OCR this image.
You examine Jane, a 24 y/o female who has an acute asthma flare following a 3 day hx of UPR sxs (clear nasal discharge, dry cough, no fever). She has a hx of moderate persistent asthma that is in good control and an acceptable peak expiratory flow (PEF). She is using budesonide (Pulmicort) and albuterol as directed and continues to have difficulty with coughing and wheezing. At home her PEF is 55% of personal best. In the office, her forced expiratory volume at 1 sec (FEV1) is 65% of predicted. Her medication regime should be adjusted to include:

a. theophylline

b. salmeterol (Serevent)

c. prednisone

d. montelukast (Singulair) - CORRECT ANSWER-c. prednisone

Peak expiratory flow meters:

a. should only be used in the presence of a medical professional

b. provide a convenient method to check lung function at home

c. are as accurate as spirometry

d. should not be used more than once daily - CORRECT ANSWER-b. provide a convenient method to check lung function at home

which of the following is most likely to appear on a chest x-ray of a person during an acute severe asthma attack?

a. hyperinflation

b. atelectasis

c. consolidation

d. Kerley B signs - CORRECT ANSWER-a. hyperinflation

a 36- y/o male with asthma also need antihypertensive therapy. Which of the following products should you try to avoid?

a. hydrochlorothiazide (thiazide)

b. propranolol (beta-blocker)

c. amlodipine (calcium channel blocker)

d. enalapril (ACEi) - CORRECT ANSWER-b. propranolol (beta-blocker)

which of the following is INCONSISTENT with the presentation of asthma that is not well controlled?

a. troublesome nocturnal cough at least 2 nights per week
-- -- --
Exercise directions
Where a line contains the string "beta", extract that line.

Task solution
b. propranolol (beta-blocker)
d. enalapril (ACEi) - CORRECT ANSWER-b. propranolol (beta-blocker)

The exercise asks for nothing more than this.